-- Exercise brief --
Gather every line in the records below that contains the word "representative".

-- Data records --
* * *

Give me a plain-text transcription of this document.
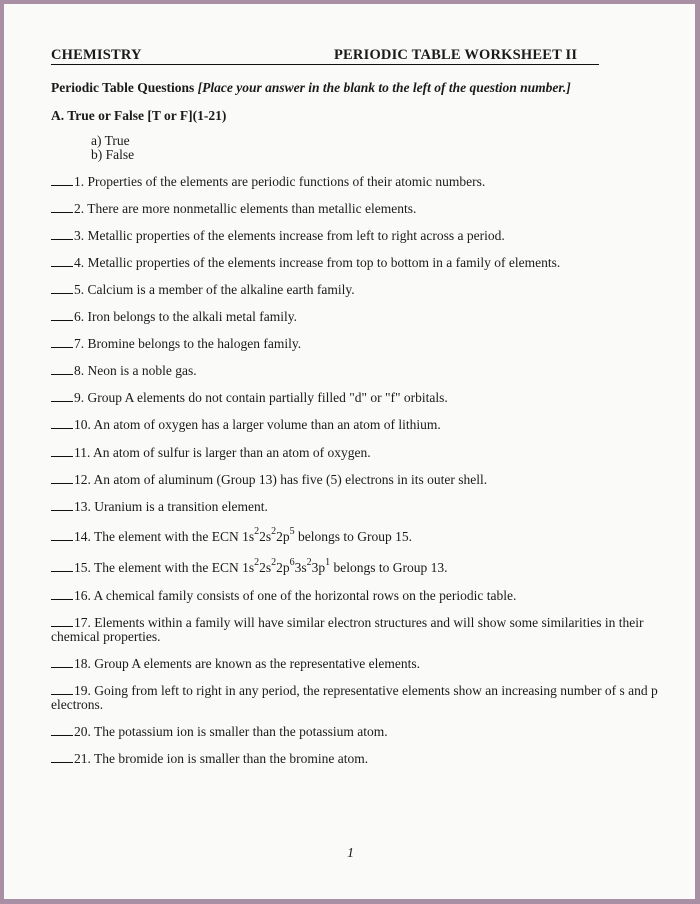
CHEMISTRY	PERIODIC TABLE WORKSHEET II
Periodic Table Questions [Place your answer in the blank to the left of the question number.]
A. True or False [T or F](1-21)
a) True
b) False
1. Properties of the elements are periodic functions of their atomic numbers.
2. There are more nonmetallic elements than metallic elements.
3. Metallic properties of the elements increase from left to right across a period.
4. Metallic properties of the elements increase from top to bottom in a family of elements.
5. Calcium is a member of the alkaline earth family.
6. Iron belongs to the alkali metal family.
7. Bromine belongs to the halogen family.
8. Neon is a noble gas.
9. Group A elements do not contain partially filled "d" or "f" orbitals.
10. An atom of oxygen has a larger volume than an atom of lithium.
11. An atom of sulfur is larger than an atom of oxygen.
12. An atom of aluminum (Group 13) has five (5) electrons in its outer shell.
13. Uranium is a transition element.
14. The element with the ECN $1s^22s^22p^5$ belongs to Group 15.
15. The element with the ECN $1s^22s^22p^63s^23p^1$ belongs to Group 13.
16. A chemical family consists of one of the horizontal rows on the periodic table.
17. Elements within a family will have similar electron structures and will show some similarities in their chemical properties.
18. Group A elements are known as the representative elements.
19. Going from left to right in any period, the representative elements show an increasing number of s and p electrons.
20. The potassium ion is smaller than the potassium atom.
21. The bromide ion is smaller than the bromine atom.
1
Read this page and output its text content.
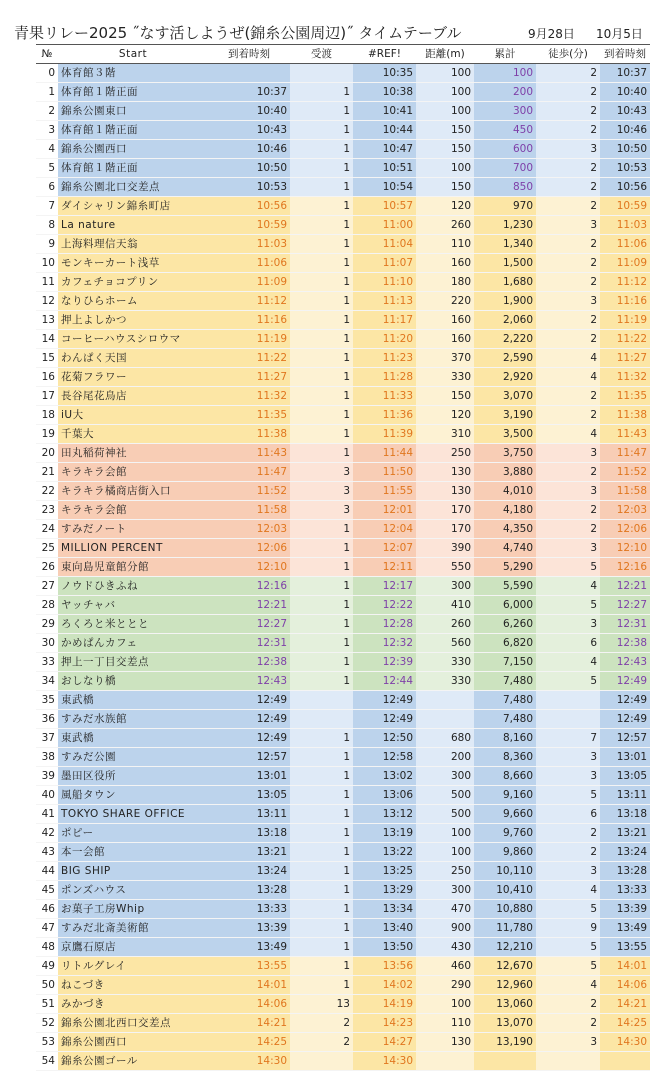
青果リレー2025 ˝なす活しようぜ(錦糸公園周辺)˝ タイムテーブル	9月28日 10月5日
№	Start	到着時刻	受渡	#REF!	距離(m)	累計	徒歩(分)	到着時刻
0	体育館３階			10:35	100	100	2	10:37
1	体育館１階正面	10:37	1	10:38	100	200	2	10:40
2	錦糸公園東口	10:40	1	10:41	100	300	2	10:43
3	体育館１階正面	10:43	1	10:44	150	450	2	10:46
4	錦糸公園西口	10:46	1	10:47	150	600	3	10:50
5	体育館１階正面	10:50	1	10:51	100	700	2	10:53
6	錦糸公園北口交差点	10:53	1	10:54	150	850	2	10:56
7	ダイシャリン錦糸町店	10:56	1	10:57	120	970	2	10:59
8	La nature	10:59	1	11:00	260	1,230	3	11:03
9	上海料理信天翁	11:03	1	11:04	110	1,340	2	11:06
10	モンキーカート浅草	11:06	1	11:07	160	1,500	2	11:09
11	カフェチョコプリン	11:09	1	11:10	180	1,680	2	11:12
12	なりひらホーム	11:12	1	11:13	220	1,900	3	11:16
13	押上よしかつ	11:16	1	11:17	160	2,060	2	11:19
14	コーヒーハウスシロウマ	11:19	1	11:20	160	2,220	2	11:22
15	わんぱく天国	11:22	1	11:23	370	2,590	4	11:27
16	花菊フラワー	11:27	1	11:28	330	2,920	4	11:32
17	長谷尾花鳥店	11:32	1	11:33	150	3,070	2	11:35
18	iU大	11:35	1	11:36	120	3,190	2	11:38
19	千葉大	11:38	1	11:39	310	3,500	4	11:43
20	田丸稲荷神社	11:43	1	11:44	250	3,750	3	11:47
21	キラキラ会館	11:47	3	11:50	130	3,880	2	11:52
22	キラキラ橘商店街入口	11:52	3	11:55	130	4,010	3	11:58
23	キラキラ会館	11:58	3	12:01	170	4,180	2	12:03
24	すみだノート	12:03	1	12:04	170	4,350	2	12:06
25	MILLION PERCENT	12:06	1	12:07	390	4,740	3	12:10
26	東向島児童館分館	12:10	1	12:11	550	5,290	5	12:16
27	ノウドひきふね	12:16	1	12:17	300	5,590	4	12:21
28	ヤッチャバ	12:21	1	12:22	410	6,000	5	12:27
29	ろくろと米ととと	12:27	1	12:28	260	6,260	3	12:31
30	かめぱんカフェ	12:31	1	12:32	560	6,820	6	12:38
33	押上一丁目交差点	12:38	1	12:39	330	7,150	4	12:43
34	おしなり橋	12:43	1	12:44	330	7,480	5	12:49
35	東武橋	12:49		12:49		7,480		12:49
36	すみだ水族館	12:49		12:49		7,480		12:49
37	東武橋	12:49	1	12:50	680	8,160	7	12:57
38	すみだ公園	12:57	1	12:58	200	8,360	3	13:01
39	墨田区役所	13:01	1	13:02	300	8,660	3	13:05
40	風船タウン	13:05	1	13:06	500	9,160	5	13:11
41	TOKYO SHARE OFFICE	13:11	1	13:12	500	9,660	6	13:18
42	ポピー	13:18	1	13:19	100	9,760	2	13:21
43	本一会館	13:21	1	13:22	100	9,860	2	13:24
44	BIG SHIP	13:24	1	13:25	250	10,110	3	13:28
45	ポンズハウス	13:28	1	13:29	300	10,410	4	13:33
46	お菓子工房Whip	13:33	1	13:34	470	10,880	5	13:39
47	すみだ北斎美術館	13:39	1	13:40	900	11,780	9	13:49
48	京鷹石原店	13:49	1	13:50	430	12,210	5	13:55
49	リトルグレイ	13:55	1	13:56	460	12,670	5	14:01
50	ねこづき	14:01	1	14:02	290	12,960	4	14:06
51	みかづき	14:06	13	14:19	100	13,060	2	14:21
52	錦糸公園北西口交差点	14:21	2	14:23	110	13,070	2	14:25
53	錦糸公園西口	14:25	2	14:27	130	13,190	3	14:30
54	錦糸公園ゴール	14:30		14:30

* * *

-- Answer below --
18. Group A elements are known as the representative elements.
19. Going from left to right in any period, the representative elements show an increasing number of s and p electrons.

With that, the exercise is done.